> _Given request_: Copy out all lines of the records in which the word "IEEE" appears.

Saved entries:
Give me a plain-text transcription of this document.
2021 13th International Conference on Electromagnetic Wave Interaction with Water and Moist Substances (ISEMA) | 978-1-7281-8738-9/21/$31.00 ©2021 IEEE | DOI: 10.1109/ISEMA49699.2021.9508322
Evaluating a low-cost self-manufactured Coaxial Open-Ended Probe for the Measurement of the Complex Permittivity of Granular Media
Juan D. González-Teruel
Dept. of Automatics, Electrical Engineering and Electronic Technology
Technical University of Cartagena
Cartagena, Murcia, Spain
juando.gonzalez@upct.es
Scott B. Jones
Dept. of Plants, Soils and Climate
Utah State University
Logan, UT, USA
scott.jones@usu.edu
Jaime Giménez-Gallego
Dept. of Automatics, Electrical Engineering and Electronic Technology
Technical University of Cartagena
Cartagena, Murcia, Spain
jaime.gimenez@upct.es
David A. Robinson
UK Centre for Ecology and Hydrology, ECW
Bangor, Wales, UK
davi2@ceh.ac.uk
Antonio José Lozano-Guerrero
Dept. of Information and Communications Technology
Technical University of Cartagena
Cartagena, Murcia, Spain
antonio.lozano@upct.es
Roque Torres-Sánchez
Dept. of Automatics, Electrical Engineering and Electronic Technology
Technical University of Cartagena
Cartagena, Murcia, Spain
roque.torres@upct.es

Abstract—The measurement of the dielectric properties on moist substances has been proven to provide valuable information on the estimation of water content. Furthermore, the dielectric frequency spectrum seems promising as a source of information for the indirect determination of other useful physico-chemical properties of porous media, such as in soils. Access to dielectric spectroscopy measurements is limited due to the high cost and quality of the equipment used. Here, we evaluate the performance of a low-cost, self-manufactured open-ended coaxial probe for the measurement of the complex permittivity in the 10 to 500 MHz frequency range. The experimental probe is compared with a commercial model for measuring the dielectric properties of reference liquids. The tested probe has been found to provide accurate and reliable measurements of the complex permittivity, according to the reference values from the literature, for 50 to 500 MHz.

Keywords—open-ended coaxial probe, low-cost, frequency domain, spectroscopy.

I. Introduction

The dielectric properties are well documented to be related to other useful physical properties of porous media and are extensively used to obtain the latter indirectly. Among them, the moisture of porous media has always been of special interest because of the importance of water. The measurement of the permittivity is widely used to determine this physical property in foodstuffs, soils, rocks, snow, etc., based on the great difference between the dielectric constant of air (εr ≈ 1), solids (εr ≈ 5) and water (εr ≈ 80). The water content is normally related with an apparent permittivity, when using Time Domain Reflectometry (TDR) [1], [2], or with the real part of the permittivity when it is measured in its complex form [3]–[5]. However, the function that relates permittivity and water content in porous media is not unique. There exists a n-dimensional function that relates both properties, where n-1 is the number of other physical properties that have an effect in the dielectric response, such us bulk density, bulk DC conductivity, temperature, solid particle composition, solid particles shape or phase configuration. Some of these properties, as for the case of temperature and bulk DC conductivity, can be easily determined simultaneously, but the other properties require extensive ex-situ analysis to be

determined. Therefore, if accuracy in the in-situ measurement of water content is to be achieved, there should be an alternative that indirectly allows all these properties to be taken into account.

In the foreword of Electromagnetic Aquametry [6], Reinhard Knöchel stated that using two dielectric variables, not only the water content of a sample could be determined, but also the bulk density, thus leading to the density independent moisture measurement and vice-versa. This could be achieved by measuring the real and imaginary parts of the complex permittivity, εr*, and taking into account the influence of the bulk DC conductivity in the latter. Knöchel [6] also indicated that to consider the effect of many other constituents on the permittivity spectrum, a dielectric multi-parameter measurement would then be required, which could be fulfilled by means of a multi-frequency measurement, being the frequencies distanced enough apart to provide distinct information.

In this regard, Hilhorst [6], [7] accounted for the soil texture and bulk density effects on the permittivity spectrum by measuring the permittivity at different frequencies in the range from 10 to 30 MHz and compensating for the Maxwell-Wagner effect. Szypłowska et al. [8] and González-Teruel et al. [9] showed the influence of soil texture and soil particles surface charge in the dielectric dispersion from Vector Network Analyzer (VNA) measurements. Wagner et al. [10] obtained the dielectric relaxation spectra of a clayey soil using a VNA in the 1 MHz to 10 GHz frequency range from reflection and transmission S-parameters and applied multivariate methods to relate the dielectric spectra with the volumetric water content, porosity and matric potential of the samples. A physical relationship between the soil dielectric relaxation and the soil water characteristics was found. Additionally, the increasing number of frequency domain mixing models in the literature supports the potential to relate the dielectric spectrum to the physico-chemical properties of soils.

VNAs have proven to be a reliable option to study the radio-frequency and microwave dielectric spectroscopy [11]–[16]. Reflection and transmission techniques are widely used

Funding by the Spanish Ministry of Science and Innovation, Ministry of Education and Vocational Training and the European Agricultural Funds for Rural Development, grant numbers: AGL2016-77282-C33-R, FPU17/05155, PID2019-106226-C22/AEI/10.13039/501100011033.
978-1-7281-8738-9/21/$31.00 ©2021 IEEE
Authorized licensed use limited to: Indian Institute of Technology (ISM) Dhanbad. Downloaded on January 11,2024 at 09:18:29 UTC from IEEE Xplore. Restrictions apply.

> _Task response_:
2021 13th International Conference on Electromagnetic Wave Interaction with Water and Moist Substances (ISEMA) | 978-1-7281-8738-9/21/$31.00 ©2021 IEEE | DOI: 10.1109/ISEMA49699.2021.9508322
978-1-7281-8738-9/21/$31.00 ©2021 IEEE
Authorized licensed use limited to: Indian Institute of Technology (ISM) Dhanbad. Downloaded on January 11,2024 at 09:18:29 UTC from IEEE Xplore. Restrictions apply.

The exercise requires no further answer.